Recorded data
-=-=-

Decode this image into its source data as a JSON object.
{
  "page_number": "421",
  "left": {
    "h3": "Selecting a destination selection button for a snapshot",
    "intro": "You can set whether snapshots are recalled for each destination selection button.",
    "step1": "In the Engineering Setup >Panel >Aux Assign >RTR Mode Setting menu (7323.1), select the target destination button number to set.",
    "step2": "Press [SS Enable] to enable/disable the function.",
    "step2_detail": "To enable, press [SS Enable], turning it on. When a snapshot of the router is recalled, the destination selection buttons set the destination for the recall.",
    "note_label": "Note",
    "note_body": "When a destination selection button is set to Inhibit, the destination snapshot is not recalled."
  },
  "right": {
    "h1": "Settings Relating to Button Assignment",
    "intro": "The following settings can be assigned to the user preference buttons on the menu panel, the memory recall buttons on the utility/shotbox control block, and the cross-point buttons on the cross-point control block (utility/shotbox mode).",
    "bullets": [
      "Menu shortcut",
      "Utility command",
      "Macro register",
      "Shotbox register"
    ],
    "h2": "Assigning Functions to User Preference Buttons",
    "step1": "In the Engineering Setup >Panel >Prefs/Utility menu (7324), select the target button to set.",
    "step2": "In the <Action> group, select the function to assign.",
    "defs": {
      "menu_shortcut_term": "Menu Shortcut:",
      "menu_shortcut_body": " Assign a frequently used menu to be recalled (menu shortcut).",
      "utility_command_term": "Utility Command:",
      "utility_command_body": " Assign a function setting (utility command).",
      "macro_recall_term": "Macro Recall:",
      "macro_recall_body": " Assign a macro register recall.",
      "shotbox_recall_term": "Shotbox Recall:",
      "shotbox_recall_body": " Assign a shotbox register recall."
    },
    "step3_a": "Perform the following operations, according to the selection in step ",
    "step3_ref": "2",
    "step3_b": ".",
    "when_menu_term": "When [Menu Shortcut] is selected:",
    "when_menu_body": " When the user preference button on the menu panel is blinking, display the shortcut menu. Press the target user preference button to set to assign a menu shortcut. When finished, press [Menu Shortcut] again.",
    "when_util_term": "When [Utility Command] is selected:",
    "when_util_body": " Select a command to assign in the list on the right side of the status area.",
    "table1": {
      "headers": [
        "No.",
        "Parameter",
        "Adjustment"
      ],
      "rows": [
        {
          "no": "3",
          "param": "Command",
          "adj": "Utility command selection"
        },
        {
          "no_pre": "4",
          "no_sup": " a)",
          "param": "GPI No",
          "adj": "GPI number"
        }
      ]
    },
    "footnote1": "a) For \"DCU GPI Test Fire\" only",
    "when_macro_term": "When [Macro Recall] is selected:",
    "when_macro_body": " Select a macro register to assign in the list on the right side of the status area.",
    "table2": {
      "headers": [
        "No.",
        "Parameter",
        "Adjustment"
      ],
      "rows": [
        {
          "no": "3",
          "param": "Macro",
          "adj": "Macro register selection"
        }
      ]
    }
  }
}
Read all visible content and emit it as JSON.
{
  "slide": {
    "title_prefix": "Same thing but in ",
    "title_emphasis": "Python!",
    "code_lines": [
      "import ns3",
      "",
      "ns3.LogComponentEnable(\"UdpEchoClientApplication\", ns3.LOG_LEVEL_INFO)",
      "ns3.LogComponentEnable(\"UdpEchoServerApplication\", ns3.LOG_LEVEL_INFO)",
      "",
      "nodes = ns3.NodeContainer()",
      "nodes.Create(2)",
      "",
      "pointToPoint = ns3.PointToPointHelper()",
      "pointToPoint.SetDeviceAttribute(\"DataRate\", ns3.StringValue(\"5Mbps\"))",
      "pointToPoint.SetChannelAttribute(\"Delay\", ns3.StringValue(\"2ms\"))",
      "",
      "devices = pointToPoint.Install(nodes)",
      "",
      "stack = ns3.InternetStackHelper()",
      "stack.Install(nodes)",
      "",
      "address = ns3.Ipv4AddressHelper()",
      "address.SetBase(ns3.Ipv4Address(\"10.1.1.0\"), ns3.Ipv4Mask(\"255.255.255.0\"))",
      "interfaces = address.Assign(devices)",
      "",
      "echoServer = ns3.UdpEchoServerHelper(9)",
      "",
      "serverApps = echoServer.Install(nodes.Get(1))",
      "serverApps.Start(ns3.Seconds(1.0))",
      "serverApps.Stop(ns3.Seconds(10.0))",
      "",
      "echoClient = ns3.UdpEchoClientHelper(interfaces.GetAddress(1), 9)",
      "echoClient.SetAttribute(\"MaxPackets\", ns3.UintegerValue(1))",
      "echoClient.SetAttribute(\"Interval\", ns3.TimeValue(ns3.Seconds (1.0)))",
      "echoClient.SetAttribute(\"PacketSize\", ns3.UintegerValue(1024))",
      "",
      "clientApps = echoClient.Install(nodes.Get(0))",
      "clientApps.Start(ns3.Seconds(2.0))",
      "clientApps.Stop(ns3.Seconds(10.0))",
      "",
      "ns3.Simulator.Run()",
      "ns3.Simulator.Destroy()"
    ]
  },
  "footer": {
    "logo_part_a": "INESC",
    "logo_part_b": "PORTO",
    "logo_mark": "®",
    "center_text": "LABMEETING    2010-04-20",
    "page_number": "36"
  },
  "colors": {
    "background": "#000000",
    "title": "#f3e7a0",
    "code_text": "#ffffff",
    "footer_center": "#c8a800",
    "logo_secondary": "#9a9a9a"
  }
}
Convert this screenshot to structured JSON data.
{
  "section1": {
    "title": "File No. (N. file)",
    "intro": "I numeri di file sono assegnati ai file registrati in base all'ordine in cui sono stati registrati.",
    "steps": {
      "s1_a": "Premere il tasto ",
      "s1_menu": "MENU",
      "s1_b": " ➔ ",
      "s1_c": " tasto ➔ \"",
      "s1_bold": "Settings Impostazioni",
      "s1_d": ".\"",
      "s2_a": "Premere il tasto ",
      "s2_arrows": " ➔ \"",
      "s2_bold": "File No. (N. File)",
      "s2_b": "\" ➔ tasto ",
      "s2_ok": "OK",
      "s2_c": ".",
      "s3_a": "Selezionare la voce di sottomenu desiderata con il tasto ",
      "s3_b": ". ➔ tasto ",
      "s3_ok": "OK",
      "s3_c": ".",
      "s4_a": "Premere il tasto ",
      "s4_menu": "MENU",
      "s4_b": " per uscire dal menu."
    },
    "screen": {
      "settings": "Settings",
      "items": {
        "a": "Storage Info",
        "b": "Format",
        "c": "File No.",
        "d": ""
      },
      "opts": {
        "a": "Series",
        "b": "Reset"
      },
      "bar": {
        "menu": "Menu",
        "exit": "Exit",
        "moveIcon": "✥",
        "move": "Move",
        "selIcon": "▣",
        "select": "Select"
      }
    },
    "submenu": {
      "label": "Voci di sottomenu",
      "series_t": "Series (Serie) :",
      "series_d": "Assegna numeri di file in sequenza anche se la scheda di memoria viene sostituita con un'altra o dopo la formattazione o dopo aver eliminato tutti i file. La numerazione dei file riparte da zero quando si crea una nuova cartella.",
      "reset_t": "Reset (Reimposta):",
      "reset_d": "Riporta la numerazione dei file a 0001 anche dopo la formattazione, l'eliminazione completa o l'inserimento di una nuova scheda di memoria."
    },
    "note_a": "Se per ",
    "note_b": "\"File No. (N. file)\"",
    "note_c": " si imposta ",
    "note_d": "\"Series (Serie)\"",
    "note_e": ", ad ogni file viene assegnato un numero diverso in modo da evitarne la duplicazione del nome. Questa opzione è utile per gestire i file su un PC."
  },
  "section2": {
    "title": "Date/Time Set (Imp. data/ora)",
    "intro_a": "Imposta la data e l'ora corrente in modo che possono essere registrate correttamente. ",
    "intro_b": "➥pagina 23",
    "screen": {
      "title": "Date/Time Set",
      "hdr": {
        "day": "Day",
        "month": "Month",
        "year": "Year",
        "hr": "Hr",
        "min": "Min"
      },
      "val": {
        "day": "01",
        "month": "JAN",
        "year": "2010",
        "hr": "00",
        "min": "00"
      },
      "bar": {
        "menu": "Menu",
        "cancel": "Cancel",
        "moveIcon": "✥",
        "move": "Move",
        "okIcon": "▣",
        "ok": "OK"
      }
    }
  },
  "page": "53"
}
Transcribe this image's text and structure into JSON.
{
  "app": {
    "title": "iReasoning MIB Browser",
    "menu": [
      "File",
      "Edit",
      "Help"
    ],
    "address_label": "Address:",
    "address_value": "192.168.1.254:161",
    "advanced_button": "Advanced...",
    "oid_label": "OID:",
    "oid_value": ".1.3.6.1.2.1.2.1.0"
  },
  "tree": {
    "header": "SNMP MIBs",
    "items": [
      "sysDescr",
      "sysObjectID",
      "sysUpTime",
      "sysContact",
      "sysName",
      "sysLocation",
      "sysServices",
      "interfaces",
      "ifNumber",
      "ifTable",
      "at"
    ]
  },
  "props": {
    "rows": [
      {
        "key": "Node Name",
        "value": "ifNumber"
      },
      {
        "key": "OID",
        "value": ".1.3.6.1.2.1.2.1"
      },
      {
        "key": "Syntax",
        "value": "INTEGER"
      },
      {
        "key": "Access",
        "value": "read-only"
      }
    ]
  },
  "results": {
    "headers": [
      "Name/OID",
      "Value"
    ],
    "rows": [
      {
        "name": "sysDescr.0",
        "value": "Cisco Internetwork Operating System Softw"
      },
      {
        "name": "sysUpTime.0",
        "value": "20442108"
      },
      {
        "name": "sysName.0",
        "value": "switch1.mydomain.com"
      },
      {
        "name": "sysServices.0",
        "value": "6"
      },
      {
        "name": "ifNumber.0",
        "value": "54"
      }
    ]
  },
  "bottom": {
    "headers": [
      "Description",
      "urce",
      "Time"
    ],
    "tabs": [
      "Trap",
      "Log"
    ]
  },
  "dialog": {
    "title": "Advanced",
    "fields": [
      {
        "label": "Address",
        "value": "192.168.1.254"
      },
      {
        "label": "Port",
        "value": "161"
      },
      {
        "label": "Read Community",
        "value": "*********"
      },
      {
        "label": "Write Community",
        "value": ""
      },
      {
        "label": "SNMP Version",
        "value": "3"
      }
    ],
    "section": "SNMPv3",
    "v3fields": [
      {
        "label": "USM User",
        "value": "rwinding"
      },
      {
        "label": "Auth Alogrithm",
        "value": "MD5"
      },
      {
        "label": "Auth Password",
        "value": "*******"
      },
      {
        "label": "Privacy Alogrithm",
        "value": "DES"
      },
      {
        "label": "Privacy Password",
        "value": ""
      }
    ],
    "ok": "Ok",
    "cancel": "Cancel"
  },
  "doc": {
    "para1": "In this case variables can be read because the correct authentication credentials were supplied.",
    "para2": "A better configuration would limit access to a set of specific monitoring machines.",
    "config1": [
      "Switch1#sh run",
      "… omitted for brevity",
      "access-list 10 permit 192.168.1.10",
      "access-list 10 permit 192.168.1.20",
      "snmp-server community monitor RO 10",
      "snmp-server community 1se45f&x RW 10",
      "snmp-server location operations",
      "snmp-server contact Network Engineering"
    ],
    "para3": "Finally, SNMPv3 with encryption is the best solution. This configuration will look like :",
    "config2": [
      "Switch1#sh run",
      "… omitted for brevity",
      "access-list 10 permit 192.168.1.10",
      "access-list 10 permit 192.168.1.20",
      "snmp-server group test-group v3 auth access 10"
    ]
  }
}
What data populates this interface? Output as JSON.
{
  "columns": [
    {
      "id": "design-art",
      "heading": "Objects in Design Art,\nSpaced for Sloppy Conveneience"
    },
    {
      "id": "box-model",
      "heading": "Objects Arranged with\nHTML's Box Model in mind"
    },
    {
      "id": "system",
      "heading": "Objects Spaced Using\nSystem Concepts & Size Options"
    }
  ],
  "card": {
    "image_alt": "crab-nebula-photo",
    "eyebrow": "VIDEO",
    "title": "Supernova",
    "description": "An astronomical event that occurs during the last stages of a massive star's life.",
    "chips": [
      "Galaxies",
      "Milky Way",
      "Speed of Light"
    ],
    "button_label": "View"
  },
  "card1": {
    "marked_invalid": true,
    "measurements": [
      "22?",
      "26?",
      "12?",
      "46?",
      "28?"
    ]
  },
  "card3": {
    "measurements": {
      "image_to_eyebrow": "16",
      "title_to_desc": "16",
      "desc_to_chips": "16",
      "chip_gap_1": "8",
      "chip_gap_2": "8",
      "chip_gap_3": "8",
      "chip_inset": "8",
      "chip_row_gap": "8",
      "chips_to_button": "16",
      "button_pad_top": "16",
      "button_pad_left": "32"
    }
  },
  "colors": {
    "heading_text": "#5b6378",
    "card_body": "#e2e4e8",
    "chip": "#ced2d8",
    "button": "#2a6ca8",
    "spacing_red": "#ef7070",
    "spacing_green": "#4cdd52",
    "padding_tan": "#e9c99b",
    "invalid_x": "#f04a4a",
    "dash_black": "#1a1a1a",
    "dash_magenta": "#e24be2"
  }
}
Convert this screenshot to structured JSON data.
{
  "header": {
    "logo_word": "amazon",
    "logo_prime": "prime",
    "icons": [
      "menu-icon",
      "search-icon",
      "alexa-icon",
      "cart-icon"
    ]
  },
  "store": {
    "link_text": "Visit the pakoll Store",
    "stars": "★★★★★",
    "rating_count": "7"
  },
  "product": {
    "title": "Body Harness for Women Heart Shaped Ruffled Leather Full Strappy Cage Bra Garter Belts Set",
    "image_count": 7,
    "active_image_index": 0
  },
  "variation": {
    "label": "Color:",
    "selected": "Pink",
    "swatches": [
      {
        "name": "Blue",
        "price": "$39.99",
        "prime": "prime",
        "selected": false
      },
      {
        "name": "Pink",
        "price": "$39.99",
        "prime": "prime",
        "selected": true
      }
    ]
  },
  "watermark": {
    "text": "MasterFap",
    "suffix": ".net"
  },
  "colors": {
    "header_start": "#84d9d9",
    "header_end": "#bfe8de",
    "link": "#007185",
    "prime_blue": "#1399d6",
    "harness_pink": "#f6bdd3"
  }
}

-=-=-

### [WHAT IS BEING ASKED]
Find every line in the entries that includes the word "Alogrithm", then state how many there are and nothing else.

### [RESULT OF THIS EXERCISE]
2